# [PASSAGE PROVIDED]
Chemistry Science and Technology

Biography

Jun-ichi Kadokawa received his Ph.D. in 1992. He then joined Yamagata University as a Research Associate. From 1996 to 1997, he worked as a visiting scientist at the Max-Planck-Institute for Polymer Research in Germany. In 1999, he became an Associate Professor at Yamagata University and moved to Tohoku University in 2002. He was appointed as a Professor of Kagoshima University in 2004. His research interests focus on polysaccharide materials. He received the Award for Encouragement of Research in Polymer Science (1997) and the Cellulose Society of Japan Award (2009). He has published more than 200 papers in academic journals.           

 

 

Abstract

In this presentation, precision synthesis of polysaccharide-based functional polymeric materials by enzymatic approach is reported. The enzymatic approach has been identified as a useful tool to precisely synthesize functional polysaccharides, which have been interestingly much attention as new biomedical and tissue engineering materials. Phosphorylase is one of the enzymes that are practically used as the catalyst for synthesis of polysaccharides with well-defined structure. Phosphorylase-catalyzed enzymatic polymerization is progressed by using a-d-glucose 1-phosphate and maltooligosaccharide as monomer and primer, respectively, to produce amylose. As the polymerization is initiated from the primer, it can be conducted using primers covalently immobilized to other polymeric materials (immobilized primers), giving rise to amylose-grafted polymeric materials. By means of the property of the spontaneously formation of double helix from amyloses, the phosphorylase-catalyzed enzymatic polymerization using the immobilized primers produces network structures composed of the double helix cross-linking points (Figure 1). In most cases, furthermore, the enzymatic polymerization solutions turn into hydrogels (Figure 1). For example, the phosphorylase-catalyzed enzymatic polymerization using maltooligosaccharide-grafted chitin nanofibers produced amylose-grafted chitin nanofiber hydrogels. Moreover, microstructures, which were hierarchically constructed by lyophilization of the hydrogels, were changed from network to porous morphologies depending on the molecular weights of amylose graft chains.

# [TASK OBJECTIVE]
Using the polysaccharide passage above, decide whether each statement agrees with it: 1. Kadokawa became a Professor at Kagoshima University in 2004. 2. In phosphorylase-catalyzed polymerization, maltooligosaccharide serves as the monomer. 3. The microstructures obtained by lyophilizing the hydrogels varied with the molecular weights of the amylose graft chains. For each, answer yes or no and quote the deciding words.

# [Document understanding data]
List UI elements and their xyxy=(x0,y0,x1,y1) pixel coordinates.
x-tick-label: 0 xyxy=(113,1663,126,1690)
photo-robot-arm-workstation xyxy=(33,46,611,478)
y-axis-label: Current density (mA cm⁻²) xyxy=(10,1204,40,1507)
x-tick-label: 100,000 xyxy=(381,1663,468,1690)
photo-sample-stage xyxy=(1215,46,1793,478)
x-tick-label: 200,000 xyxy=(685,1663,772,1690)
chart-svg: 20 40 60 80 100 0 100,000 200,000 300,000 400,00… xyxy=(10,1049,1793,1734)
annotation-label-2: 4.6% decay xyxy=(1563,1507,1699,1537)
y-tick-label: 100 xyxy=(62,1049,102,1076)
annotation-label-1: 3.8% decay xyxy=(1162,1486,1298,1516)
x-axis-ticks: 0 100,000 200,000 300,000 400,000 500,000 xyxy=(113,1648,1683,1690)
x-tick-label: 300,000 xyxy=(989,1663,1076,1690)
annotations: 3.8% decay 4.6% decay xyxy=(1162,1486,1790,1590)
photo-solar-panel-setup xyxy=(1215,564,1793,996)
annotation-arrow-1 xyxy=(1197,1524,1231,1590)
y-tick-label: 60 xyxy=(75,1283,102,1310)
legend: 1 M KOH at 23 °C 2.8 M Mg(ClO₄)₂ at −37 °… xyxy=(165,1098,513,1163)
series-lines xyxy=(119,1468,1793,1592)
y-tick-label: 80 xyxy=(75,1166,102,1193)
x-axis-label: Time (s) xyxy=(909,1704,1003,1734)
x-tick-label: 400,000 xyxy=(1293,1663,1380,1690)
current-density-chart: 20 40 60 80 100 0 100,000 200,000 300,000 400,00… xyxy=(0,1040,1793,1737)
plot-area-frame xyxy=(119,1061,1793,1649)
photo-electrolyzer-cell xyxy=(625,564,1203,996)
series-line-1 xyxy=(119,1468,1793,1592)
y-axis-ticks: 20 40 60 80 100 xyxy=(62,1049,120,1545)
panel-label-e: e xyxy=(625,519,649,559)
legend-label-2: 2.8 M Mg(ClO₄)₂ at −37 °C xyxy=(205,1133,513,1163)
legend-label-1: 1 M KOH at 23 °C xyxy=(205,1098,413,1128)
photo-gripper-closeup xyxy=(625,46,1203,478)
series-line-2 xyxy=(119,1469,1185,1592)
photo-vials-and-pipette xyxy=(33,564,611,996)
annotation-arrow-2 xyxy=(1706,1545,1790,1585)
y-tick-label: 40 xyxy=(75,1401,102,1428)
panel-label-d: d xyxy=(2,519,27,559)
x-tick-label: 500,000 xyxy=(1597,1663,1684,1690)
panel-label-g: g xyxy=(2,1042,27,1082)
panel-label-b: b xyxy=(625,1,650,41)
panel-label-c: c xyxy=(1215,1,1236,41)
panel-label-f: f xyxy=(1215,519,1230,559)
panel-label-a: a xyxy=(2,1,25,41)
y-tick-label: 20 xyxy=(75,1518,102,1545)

# [OUTPUT OF THE EXERCISE]
1. Yes: "He was appointed as a Professor of Kagoshima University in 2004."
2. No: "by using a-d-glucose 1-phosphate and maltooligosaccharide as monomer and primer, respectively"
3. Yes: "were changed from network to porous morphologies depending on the molecular weights of amylose graft chains"